⟨

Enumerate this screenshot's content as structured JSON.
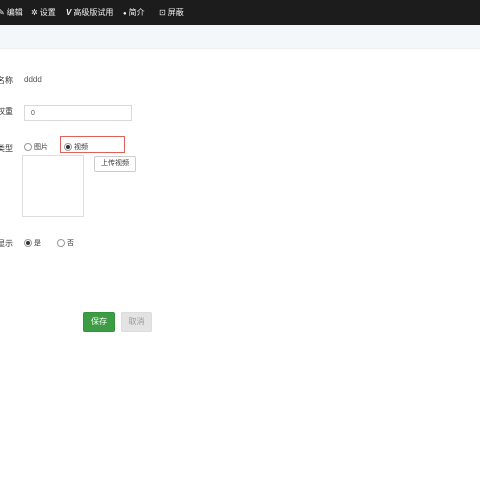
{
  "nav": {
    "items": [
      {
        "icon": "edit-icon",
        "glyph": "✎",
        "label": "编辑"
      },
      {
        "icon": "gear-icon",
        "glyph": "✲",
        "label": "设置"
      },
      {
        "icon": "v-icon",
        "glyph": "V",
        "label": "高级版试用"
      },
      {
        "icon": "user-icon",
        "glyph": "●",
        "label": "简介"
      },
      {
        "icon": "lock-icon",
        "glyph": "⊡",
        "label": "屏蔽"
      }
    ]
  },
  "form": {
    "name": {
      "label": "名称",
      "value": "dddd"
    },
    "weight": {
      "label": "权重",
      "value": "0"
    },
    "type": {
      "label": "类型",
      "options": [
        {
          "label": "图片",
          "checked": false
        },
        {
          "label": "视频",
          "checked": true
        }
      ],
      "upload_label": "上传视频"
    },
    "display": {
      "label": "显示",
      "options": [
        {
          "label": "是",
          "checked": true
        },
        {
          "label": "否",
          "checked": false
        }
      ]
    }
  },
  "actions": {
    "save_label": "保存",
    "cancel_label": "取消"
  },
  "colors": {
    "topbar": "#1c1c1c",
    "save": "#3d9d44",
    "highlight": "#e0605a"
  }
}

⟩

All of the entries need to be transcribed word for word; pictures are left out.

- [RESULT]
Enumerate this screenshot's content as structured JSON.
{
  "nav": {
    "items": [
      {
        "icon": "edit-icon",
        "glyph": "✎",
        "label": "编辑"
      },
      {
        "icon": "gear-icon",
        "glyph": "✲",
        "label": "设置"
      },
      {
        "icon": "v-icon",
        "glyph": "V",
        "label": "高级版试用"
      },
      {
        "icon": "user-icon",
        "glyph": "●",
        "label": "简介"
      },
      {
        "icon": "lock-icon",
        "glyph": "⊡",
        "label": "屏蔽"
      }
    ]
  },
  "form": {
    "name": {
      "label": "名称",
      "value": "dddd"
    },
    "weight": {
      "label": "权重",
      "value": "0"
    },
    "type": {
      "label": "类型",
      "options": [
        {
          "label": "图片",
          "checked": false
        },
        {
          "label": "视频",
          "checked": true
        }
      ],
      "upload_label": "上传视频"
    },
    "display": {
      "label": "显示",
      "options": [
        {
          "label": "是",
          "checked": true
        },
        {
          "label": "否",
          "checked": false
        }
      ]
    }
  },
  "actions": {
    "save_label": "保存",
    "cancel_label": "取消"
  },
  "colors": {
    "topbar": "#1c1c1c",
    "save": "#3d9d44",
    "highlight": "#e0605a"
  }
}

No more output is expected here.